### EXTRACT TO READ ###

In a speech in Nashville, Tenn., on Wednesday, President Trump railed against a nationwide temporary restraining order that has put a halt to the revised version of his travel ban. Trump described the decision by a federal judge in Honolulu a few hours earlier as a “flawed ruling” and as “unprecedented judicial overreach” that he suggested was politically motivated. He also declared that he is willing to take the legal battle all the way to the Supreme Court and predicted that he will ultimately emerge victorious.
“We’re going to fight this terrible ruling. We’re going to take our case as far as it needs to go, including all the way up to the Supreme Court,” he said. “We’re going to win. We’re going to keep our citizens safe, and regardless, we’re going to keep our citizens safe. Believe me.”
Trump began discussing the ruling by announcing that he had to deliver some “bad news” and assuring his audience that he would “turn it into good.” He noted that the decision by Hawaii District Judge Derrick Watson came from “part of the much overturned Ninth Circuit court.” Trump also pointed out that the ban in question was a “watered-down” version of his initial executive order of Jan. 27, which was also blocked by a federal judge.
“A judge has just blocked our executive order on travel and refugees coming into our country from certain countries. The order he blocked was a watered-down version of the first order that was also blocked by another judge — and should have never been blocked to start with,” Trump said.
The new version of the travel ban was issued on March 6. It was designed to meet the objections to the first executive order, which blocked travelers from seven predominantly Muslim nations — Iran, Iraq, Libya, Somalia, Sudan, Syria and Yemen — from entering the United States. It also barred all refugees from entering the country for 120 days and indefinitely halted the entry of all Syrian refugees.
Trump and government attorneys have argued that the orders are necessary security measures, focusing on countries that they consider pose elevated risks of terrorism to the United States. The January order sparked widespread protests and legal challenges, including one from the states of Washington and Minnesota that resulted in a temporary restraining order by a federal judge in Seattle. After that ruling was upheld by the Ninth Circuit Court of Appeals, the Trump administration dropped the case and drew up a more limited order.

### ITEMS ###

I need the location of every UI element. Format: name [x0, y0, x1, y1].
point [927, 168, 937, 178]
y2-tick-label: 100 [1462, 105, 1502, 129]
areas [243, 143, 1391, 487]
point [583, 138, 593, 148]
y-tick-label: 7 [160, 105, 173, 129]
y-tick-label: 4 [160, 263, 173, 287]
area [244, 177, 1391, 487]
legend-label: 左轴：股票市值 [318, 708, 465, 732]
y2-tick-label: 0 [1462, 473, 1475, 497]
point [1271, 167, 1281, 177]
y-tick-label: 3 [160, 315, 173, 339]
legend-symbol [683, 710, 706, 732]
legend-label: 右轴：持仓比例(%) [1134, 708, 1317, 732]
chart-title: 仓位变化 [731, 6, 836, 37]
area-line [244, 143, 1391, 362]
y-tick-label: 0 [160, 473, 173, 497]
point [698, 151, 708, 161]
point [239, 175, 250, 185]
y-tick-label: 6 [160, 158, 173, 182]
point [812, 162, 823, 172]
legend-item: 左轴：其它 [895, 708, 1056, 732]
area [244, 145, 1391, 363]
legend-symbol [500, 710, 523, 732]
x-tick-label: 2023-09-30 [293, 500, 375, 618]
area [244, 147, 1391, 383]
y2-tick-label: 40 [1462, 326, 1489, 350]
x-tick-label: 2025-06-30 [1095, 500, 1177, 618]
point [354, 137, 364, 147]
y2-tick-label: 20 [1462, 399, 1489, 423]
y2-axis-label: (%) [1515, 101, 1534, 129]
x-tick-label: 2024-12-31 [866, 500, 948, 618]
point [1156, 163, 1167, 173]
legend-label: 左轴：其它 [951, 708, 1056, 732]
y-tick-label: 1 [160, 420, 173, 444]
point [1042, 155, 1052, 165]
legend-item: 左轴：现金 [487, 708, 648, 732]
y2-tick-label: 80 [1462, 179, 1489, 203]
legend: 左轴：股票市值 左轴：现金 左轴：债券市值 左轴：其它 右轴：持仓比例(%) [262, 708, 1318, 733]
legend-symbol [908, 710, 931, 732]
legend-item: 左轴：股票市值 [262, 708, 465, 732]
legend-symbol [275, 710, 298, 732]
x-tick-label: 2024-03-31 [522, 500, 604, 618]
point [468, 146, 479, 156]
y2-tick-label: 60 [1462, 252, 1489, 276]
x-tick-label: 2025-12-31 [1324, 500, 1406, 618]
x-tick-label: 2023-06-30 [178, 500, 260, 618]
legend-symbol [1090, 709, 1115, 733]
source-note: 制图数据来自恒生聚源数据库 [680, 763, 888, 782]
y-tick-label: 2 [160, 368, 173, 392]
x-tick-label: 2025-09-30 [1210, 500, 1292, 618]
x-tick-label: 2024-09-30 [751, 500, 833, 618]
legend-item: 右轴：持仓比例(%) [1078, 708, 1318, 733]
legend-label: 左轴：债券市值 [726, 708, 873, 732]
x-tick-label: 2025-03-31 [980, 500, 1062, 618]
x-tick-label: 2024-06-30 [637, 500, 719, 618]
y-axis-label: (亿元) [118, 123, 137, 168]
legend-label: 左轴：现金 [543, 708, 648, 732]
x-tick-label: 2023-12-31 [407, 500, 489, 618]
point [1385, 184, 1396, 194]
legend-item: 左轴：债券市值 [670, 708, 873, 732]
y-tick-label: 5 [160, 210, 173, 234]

###

REQUESTS:
1. Answer these about the travel ban article:
(a) In what city did Trump give the speech?
(b) On what date was the new version of the travel ban issued?
(c) Which states brought the legal challenge that led to the Seattle judge's restraining order?
2. From the travel ban article, copy everything from "The new version" down to "all Syrian refugees.".
3. In the travel ban article, why do Trump and government attorneys say the orders are needed?

OUTPUTS FOR THE TASKS:
1.
(a) Nashville, Tenn.
(b) March 6
(c) Washington and Minnesota

2.
The new version of the travel ban was issued on March 6. It was designed to meet the objections to the first executive order, which blocked travelers from seven predominantly Muslim nations — Iran, Iraq, Libya, Somalia, Sudan, Syria and Yemen — from entering the United States. It also barred all refugees from entering the country for 120 days and indefinitely halted the entry of all Syrian refugees.

3. They argue that the orders are necessary security measures. The orders focus on countries that they consider to pose elevated risks of terrorism to the United States.